(Beginning of SOURCE INFORMATION)

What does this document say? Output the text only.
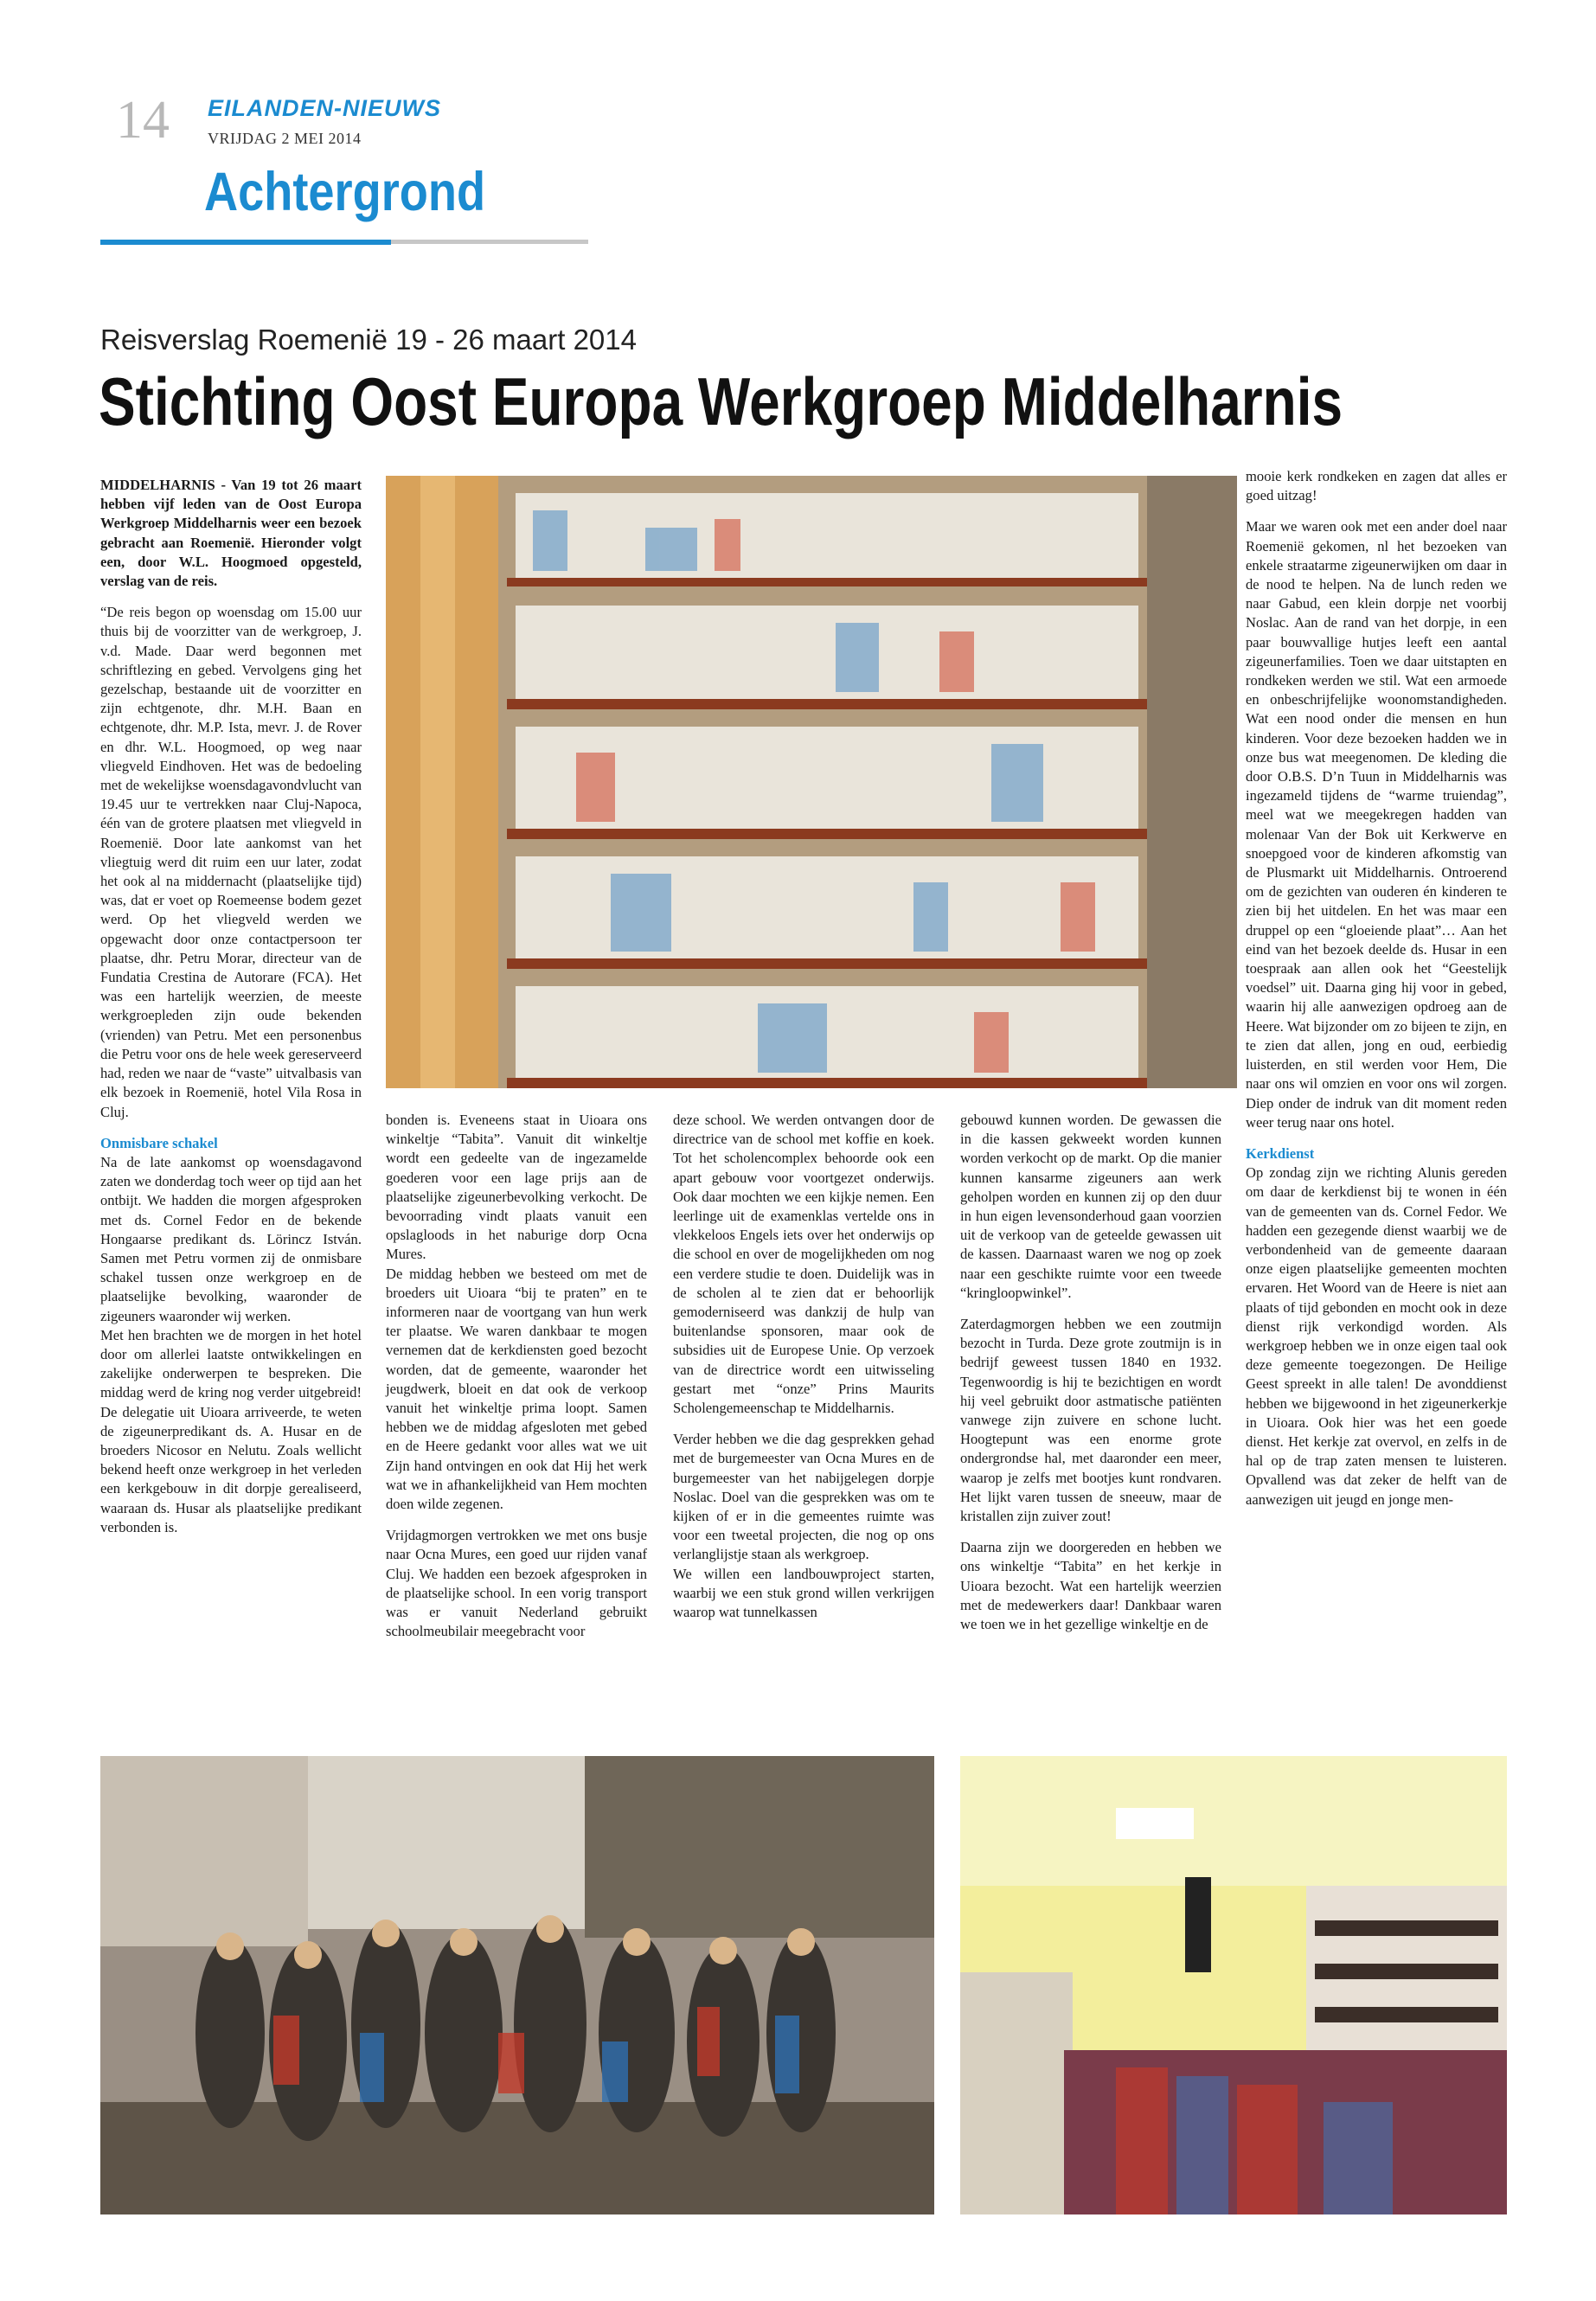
14 EILANDEN-NIEUWS
VRIJDAG 2 MEI 2014
Achtergrond
Reisverslag Roemenië 19 - 26 maart 2014
Stichting Oost Europa Werkgroep Middelharnis

MIDDELHARNIS - Van 19 tot 26 maart hebben vijf leden van de Oost Europa Werkgroep Middelharnis weer een bezoek gebracht aan Roemenië. Hieronder volgt een, door W.L. Hoogmoed opgesteld, verslag van de reis.

“De reis begon op woensdag om 15.00 uur thuis bij de voorzitter van de werkgroep, J. v.d. Made. Daar werd begonnen met schriftlezing en gebed. Vervolgens ging het gezelschap, bestaande uit de voorzitter en zijn echtgenote, dhr. M.H. Baan en echtgenote, dhr. M.P. Ista, mevr. J. de Rover en dhr. W.L. Hoogmoed, op weg naar vliegveld Eindhoven. Het was de bedoeling met de wekelijkse woensdagavondvlucht van 19.45 uur te vertrekken naar Cluj-Napoca, één van de grotere plaatsen met vliegveld in Roemenië. Door late aankomst van het vliegtuig werd dit ruim een uur later, zodat het ook al na middernacht (plaatselijke tijd) was, dat er voet op Roemeense bodem gezet werd. Op het vliegveld werden we opgewacht door onze contactpersoon ter plaatse, dhr. Petru Morar, directeur van de Fundatia Crestina de Autorare (FCA). Het was een hartelijk weerzien, de meeste werkgroepleden zijn oude bekenden (vrienden) van Petru. Met een personenbus die Petru voor ons de hele week gereserveerd had, reden we naar de “vaste” uitvalbasis van elk bezoek in Roemenië, hotel Vila Rosa in Cluj.

Onmisbare schakel

Na de late aankomst op woensdagavond zaten we donderdag toch weer op tijd aan het ontbijt. We hadden die morgen afgesproken met ds. Cornel Fedor en de bekende Hongaarse predikant ds. Lörincz István. Samen met Petru vormen zij de onmisbare schakel tussen onze werkgroep en de plaatselijke bevolking, waaronder de zigeuners waaronder wij werken.

Met hen brachten we de morgen in het hotel door om allerlei laatste ontwikkelingen en zakelijke onderwerpen te bespreken. Die middag werd de kring nog verder uitgebreid! De delegatie uit Uioara arriveerde, te weten de zigeunerpredikant ds. A. Husar en de broeders Nicosor en Nelutu. Zoals wellicht bekend heeft onze werkgroep in het verleden een kerkgebouw in dit dorpje gerealiseerd, waaraan ds. Husar als plaatselijke predikant verbonden is.

bonden is. Eveneens staat in Uioara ons winkeltje “Tabita”. Vanuit dit winkeltje wordt een gedeelte van de ingezamelde goederen voor een lage prijs aan de plaatselijke zigeunerbevolking verkocht. De bevoorrading vindt plaats vanuit een opslagloods in het naburige dorp Ocna Mures.

De middag hebben we besteed om met de broeders uit Uioara “bij te praten” en te informeren naar de voortgang van hun werk ter plaatse. We waren dankbaar te mogen vernemen dat de kerkdiensten goed bezocht worden, dat de gemeente, waaronder het jeugdwerk, bloeit en dat ook de verkoop vanuit het winkeltje prima loopt. Samen hebben we de middag afgesloten met gebed en de Heere gedankt voor alles wat we uit Zijn hand ontvingen en ook dat Hij het werk wat we in afhankelijkheid van Hem mochten doen wilde zegenen.

Vrijdagmorgen vertrokken we met ons busje naar Ocna Mures, een goed uur rijden vanaf Cluj. We hadden een bezoek afgesproken in de plaatselijke school. In een vorig transport was er vanuit Nederland gebruikt schoolmeubilair meegebracht voor

deze school. We werden ontvangen door de directrice van de school met koffie en koek. Tot het scholencomplex behoorde ook een apart gebouw voor voortgezet onderwijs. Ook daar mochten we een kijkje nemen. Een leerlinge uit de examenklas vertelde ons in vlekkeloos Engels iets over het onderwijs op die school en over de mogelijkheden om nog een verdere studie te doen. Duidelijk was in de scholen al te zien dat er behoorlijk gemoderniseerd was dankzij de hulp van buitenlandse sponsoren, maar ook de subsidies uit de Europese Unie. Op verzoek van de directrice wordt een uitwisseling gestart met “onze” Prins Maurits Scholengemeenschap te Middelharnis.

Verder hebben we die dag gesprekken gehad met de burgemeester van Ocna Mures en de burgemeester van het nabijgelegen dorpje Noslac. Doel van die gesprekken was om te kijken of er in die gemeentes ruimte was voor een tweetal projecten, die nog op ons verlanglijstje staan als werkgroep.

We willen een landbouwproject starten, waarbij we een stuk grond willen verkrijgen waarop wat tunnelkassen

gebouwd kunnen worden. De gewassen die in die kassen gekweekt worden kunnen worden verkocht op de markt. Op die manier kunnen kansarme zigeuners aan werk geholpen worden en kunnen zij op den duur in hun eigen levensonderhoud gaan voorzien uit de verkoop van de geteelde gewassen uit de kassen. Daarnaast waren we nog op zoek naar een geschikte ruimte voor een tweede “kringloopwinkel”.

Zaterdagmorgen hebben we een zoutmijn bezocht in Turda. Deze grote zoutmijn is in bedrijf geweest tussen 1840 en 1932. Tegenwoordig is hij te bezichtigen en wordt hij veel gebruikt door astmatische patiënten vanwege zijn zuivere en schone lucht. Hoogtepunt was een enorme grote ondergrondse hal, met daaronder een meer, waarop je zelfs met bootjes kunt rondvaren. Het lijkt varen tussen de sneeuw, maar de kristallen zijn zuiver zout!

Daarna zijn we doorgereden en hebben we ons winkeltje “Tabita” en het kerkje in Uioara bezocht. Wat een hartelijk weerzien met de medewerkers daar! Dankbaar waren we toen we in het gezellige winkeltje en de

mooie kerk rondkeken en zagen dat alles er goed uitzag!

Maar we waren ook met een ander doel naar Roemenië gekomen, nl het bezoeken van enkele straatarme zigeunerwijken om daar in de nood te helpen. Na de lunch reden we naar Gabud, een klein dorpje net voorbij Noslac. Aan de rand van het dorpje, in een paar bouwvallige hutjes leeft een aantal zigeunerfamilies. Toen we daar uitstapten en rondkeken werden we stil. Wat een armoede en onbeschrijfelijke woonomstandigheden. Wat een nood onder die mensen en hun kinderen. Voor deze bezoeken hadden we in onze bus wat meegenomen. De kleding die door O.B.S. D’n Tuun in Middelharnis was ingezameld tijdens de “warme truiendag”, meel wat we meegekregen hadden van molenaar Van der Bok uit Kerkwerve en snoepgoed voor de kinderen afkomstig van de Plusmarkt uit Middelharnis. Ontroerend om de gezichten van ouderen én kinderen te zien bij het uitdelen. En het was maar een druppel op een “gloeiende plaat”… Aan het eind van het bezoek deelde ds. Husar in een toespraak aan allen ook het “Geestelijk voedsel” uit. Daarna ging hij voor in gebed, waarin hij alle aanwezigen opdroeg aan de Heere. Wat bijzonder om zo bijeen te zijn, en te zien dat allen, jong en oud, eerbiedig luisterden, en stil werden voor Hem, Die naar ons wil omzien en voor ons wil zorgen. Diep onder de indruk van dit moment reden weer terug naar ons hotel.

Kerkdienst

Op zondag zijn we richting Alunis gereden om daar de kerkdienst bij te wonen in één van de gemeenten van ds. Cornel Fedor. We hadden een gezegende dienst waarbij we de verbondenheid van de gemeente daaraan onze eigen plaatselijke gemeenten mochten ervaren. Het Woord van de Heere is niet aan plaats of tijd gebonden en mocht ook in deze dienst rijk verkondigd worden. Als werkgroep hebben we in onze eigen taal ook deze gemeente toegezongen. De Heilige Geest spreekt in alle talen! De avonddienst hebben we bijgewoond in het zigeunerkerkje in Uioara. Ook hier was het een goede dienst. Het kerkje zat overvol, en zelfs in de hal op de trap zaten mensen te luisteren. Opvallend was dat zeker de helft van de aanwezigen uit jeugd en jonge men-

(End of SOURCE INFORMATION)

[WHAT YOU NEED TO DO]: The lines to return are those in the entries above that include "kerkje".

[OUTPUT BELOW]:
Daarna zijn we doorgereden en hebben we ons winkeltje “Tabita” en het kerkje in Uioara bezocht. Wat een hartelijk weerzien met de medewerkers daar! Dankbaar waren we toen we in het gezellige winkeltje en de
Op zondag zijn we richting Alunis gereden om daar de kerkdienst bij te wonen in één van de gemeenten van ds. Cornel Fedor. We hadden een gezegende dienst waarbij we de verbondenheid van de gemeente daaraan onze eigen plaatselijke gemeenten mochten ervaren. Het Woord van de Heere is niet aan plaats of tijd gebonden en mocht ook in deze dienst rijk verkondigd worden. Als werkgroep hebben we in onze eigen taal ook deze gemeente toegezongen. De Heilige Geest spreekt in alle talen! De avonddienst hebben we bijgewoond in het zigeunerkerkje in Uioara. Ook hier was het een goede dienst. Het kerkje zat overvol, en zelfs in de hal op de trap zaten mensen te luisteren. Opvallend was dat zeker de helft van de aanwezigen uit jeugd en jonge men-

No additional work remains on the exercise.